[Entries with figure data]

________________________________________

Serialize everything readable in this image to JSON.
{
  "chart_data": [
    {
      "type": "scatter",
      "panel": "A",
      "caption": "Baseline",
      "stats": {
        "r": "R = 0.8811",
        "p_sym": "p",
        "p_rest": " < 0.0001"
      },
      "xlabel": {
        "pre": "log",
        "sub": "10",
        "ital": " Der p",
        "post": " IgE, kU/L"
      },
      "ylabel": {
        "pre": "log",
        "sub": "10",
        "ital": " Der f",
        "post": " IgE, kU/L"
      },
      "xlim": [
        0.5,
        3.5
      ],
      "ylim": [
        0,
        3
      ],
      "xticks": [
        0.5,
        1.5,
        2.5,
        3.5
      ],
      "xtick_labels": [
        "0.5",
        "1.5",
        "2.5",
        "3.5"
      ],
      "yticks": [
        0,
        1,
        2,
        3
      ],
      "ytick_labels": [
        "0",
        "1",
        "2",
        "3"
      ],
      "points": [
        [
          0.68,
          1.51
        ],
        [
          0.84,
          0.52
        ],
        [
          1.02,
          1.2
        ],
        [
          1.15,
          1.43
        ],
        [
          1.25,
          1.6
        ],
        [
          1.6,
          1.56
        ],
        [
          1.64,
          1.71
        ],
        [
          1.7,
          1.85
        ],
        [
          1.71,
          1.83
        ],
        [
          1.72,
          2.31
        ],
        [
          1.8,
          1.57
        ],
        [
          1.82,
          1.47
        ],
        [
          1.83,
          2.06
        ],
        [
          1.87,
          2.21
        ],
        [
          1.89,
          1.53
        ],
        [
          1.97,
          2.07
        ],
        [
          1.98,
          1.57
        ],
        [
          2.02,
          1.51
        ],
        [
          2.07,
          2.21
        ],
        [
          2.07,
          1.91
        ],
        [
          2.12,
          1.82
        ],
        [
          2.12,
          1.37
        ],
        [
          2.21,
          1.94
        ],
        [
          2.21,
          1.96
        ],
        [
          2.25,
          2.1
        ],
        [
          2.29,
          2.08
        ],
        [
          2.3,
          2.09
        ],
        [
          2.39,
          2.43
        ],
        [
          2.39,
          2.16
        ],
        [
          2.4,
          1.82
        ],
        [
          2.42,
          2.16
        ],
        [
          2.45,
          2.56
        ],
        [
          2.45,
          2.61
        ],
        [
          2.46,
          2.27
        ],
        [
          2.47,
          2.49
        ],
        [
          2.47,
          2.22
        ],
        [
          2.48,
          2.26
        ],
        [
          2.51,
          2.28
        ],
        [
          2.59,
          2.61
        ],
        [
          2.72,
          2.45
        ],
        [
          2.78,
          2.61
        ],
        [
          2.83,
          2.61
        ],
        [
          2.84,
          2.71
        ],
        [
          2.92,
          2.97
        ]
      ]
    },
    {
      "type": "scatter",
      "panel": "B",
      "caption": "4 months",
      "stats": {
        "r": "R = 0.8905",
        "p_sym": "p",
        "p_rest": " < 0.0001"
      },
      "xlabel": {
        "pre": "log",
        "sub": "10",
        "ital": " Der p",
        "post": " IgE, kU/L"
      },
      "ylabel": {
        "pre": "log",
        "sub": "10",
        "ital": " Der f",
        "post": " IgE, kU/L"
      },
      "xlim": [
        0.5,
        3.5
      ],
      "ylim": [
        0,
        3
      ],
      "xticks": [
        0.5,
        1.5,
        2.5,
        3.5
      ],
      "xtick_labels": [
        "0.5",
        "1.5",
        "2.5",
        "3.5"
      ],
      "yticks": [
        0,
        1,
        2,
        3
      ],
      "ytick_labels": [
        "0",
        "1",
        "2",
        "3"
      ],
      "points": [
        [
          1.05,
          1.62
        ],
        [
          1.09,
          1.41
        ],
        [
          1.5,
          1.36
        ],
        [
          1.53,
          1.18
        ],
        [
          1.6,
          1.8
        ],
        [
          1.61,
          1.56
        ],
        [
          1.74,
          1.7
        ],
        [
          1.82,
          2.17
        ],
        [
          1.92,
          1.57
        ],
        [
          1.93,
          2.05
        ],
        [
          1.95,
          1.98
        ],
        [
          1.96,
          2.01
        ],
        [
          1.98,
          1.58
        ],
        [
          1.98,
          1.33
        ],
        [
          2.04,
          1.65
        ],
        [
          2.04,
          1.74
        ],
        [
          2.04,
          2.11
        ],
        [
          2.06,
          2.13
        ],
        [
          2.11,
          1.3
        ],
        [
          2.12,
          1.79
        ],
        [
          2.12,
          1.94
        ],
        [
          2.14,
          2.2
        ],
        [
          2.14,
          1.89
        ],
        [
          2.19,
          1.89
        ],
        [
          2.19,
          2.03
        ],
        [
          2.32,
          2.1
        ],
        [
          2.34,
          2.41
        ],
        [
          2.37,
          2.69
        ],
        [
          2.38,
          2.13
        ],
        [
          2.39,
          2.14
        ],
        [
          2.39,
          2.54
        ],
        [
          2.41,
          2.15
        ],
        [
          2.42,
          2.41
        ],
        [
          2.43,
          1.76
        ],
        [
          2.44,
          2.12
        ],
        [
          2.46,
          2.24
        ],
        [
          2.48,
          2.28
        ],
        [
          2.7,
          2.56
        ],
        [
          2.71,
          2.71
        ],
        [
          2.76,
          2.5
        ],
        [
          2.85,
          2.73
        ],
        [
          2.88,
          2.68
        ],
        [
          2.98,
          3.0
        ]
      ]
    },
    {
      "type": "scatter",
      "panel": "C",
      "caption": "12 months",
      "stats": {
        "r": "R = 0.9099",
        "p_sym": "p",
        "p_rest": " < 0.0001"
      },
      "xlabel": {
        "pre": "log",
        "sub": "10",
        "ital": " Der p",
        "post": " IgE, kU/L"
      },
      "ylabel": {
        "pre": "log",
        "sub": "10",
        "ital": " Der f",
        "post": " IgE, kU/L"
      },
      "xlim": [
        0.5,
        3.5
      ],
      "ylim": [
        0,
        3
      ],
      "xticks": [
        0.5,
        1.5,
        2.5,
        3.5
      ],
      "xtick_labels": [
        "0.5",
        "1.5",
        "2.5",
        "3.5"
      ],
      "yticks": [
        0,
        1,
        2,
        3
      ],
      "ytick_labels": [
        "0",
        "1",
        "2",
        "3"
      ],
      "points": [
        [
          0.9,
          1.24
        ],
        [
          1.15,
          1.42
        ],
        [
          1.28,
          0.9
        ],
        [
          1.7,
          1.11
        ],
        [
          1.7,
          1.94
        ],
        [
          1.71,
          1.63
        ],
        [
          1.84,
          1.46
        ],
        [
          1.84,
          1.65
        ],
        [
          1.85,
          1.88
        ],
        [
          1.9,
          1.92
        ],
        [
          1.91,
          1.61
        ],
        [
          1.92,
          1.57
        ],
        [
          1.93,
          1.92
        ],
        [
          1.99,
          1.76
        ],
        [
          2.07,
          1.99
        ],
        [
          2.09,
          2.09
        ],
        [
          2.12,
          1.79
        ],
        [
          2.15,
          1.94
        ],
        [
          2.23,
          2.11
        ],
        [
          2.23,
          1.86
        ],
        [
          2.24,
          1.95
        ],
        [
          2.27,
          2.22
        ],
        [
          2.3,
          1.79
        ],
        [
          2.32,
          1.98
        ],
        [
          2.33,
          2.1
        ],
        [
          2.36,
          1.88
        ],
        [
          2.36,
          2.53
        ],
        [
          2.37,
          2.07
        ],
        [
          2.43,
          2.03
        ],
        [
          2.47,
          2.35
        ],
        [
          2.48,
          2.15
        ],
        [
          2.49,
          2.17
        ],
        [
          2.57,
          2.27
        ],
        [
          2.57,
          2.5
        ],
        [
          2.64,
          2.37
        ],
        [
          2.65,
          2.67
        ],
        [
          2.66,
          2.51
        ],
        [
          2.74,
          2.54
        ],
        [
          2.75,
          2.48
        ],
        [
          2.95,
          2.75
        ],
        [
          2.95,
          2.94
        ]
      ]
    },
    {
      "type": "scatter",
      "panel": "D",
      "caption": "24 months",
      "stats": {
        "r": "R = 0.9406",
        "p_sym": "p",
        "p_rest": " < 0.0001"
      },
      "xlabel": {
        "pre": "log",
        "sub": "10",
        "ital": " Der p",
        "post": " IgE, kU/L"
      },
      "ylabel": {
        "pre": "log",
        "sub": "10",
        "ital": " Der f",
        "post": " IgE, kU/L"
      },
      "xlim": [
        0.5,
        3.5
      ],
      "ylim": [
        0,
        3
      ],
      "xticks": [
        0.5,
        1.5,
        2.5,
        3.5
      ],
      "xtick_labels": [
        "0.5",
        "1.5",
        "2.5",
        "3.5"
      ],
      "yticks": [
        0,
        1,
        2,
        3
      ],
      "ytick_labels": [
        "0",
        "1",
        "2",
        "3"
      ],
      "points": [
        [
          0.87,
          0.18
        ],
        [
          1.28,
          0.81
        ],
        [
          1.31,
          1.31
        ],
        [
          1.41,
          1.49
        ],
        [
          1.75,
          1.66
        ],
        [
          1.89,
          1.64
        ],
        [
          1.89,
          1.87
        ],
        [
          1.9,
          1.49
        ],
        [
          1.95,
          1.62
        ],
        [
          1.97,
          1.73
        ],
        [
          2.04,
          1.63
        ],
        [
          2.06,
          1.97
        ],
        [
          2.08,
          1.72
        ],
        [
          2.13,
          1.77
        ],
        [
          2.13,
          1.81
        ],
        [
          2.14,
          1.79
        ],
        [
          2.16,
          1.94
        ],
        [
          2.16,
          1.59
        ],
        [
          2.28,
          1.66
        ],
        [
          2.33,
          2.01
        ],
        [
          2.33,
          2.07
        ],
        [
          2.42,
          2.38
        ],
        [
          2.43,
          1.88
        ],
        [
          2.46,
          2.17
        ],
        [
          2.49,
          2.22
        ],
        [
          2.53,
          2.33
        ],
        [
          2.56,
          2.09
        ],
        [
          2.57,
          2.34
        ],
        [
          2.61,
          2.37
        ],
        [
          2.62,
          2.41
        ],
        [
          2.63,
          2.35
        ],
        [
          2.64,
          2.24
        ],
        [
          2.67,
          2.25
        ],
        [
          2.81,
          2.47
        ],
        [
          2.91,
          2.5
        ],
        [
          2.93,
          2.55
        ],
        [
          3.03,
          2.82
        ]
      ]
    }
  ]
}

________________________________________

**DIRECTIVE**
Using the records above, gather all lines where the string "months" is present.

**THE RESPONSE**
      "caption": "4 months",
      "caption": "12 months",
      "caption": "24 months",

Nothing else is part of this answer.